Prompt
Transcribe the entries that follow, word for word.
═════ Records for the task ═════
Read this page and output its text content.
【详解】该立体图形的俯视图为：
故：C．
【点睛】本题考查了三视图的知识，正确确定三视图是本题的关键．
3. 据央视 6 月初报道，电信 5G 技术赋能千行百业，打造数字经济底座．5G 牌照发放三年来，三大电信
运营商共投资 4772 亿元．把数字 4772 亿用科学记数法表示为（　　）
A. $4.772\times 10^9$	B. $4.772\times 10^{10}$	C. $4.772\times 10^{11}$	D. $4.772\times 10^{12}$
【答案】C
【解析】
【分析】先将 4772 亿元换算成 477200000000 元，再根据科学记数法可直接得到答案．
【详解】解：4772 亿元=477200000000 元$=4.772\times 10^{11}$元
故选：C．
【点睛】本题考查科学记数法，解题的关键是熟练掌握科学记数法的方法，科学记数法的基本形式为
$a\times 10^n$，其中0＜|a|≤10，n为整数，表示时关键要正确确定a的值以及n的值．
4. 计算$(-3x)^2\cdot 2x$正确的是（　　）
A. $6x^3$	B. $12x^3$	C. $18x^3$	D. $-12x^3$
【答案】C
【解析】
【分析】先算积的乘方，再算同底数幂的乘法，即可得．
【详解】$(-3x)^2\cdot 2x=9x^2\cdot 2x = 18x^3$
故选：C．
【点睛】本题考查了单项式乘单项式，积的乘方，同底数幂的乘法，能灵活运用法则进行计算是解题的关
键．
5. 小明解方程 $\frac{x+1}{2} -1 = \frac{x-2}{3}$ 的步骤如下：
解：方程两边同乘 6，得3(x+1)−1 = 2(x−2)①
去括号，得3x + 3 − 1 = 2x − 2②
═════
Answer to this task
Read this page and output its text content.
【详解】该立体图形的俯视图为：
故：C．
【点睛】本题考查了三视图的知识，正确确定三视图是本题的关键．
3. 据央视 6 月初报道，电信 5G 技术赋能千行百业，打造数字经济底座．5G 牌照发放三年来，三大电信
运营商共投资 4772 亿元．把数字 4772 亿用科学记数法表示为（　　）
A. $4.772\times 10^9$	B. $4.772\times 10^{10}$	C. $4.772\times 10^{11}$	D. $4.772\times 10^{12}$
【答案】C
【解析】
【分析】先将 4772 亿元换算成 477200000000 元，再根据科学记数法可直接得到答案．
【详解】解：4772 亿元=477200000000 元$=4.772\times 10^{11}$元
故选：C．
【点睛】本题考查科学记数法，解题的关键是熟练掌握科学记数法的方法，科学记数法的基本形式为
$a\times 10^n$，其中0＜|a|≤10，n为整数，表示时关键要正确确定a的值以及n的值．
4. 计算$(-3x)^2\cdot 2x$正确的是（　　）
A. $6x^3$	B. $12x^3$	C. $18x^3$	D. $-12x^3$
【答案】C
【解析】
【分析】先算积的乘方，再算同底数幂的乘法，即可得．
【详解】$(-3x)^2\cdot 2x=9x^2\cdot 2x = 18x^3$
故选：C．
【点睛】本题考查了单项式乘单项式，积的乘方，同底数幂的乘法，能灵活运用法则进行计算是解题的关
键．
5. 小明解方程 $\frac{x+1}{2} -1 = \frac{x-2}{3}$ 的步骤如下：
解：方程两边同乘 6，得3(x+1)−1 = 2(x−2)①
去括号，得3x + 3 − 1 = 2x − 2②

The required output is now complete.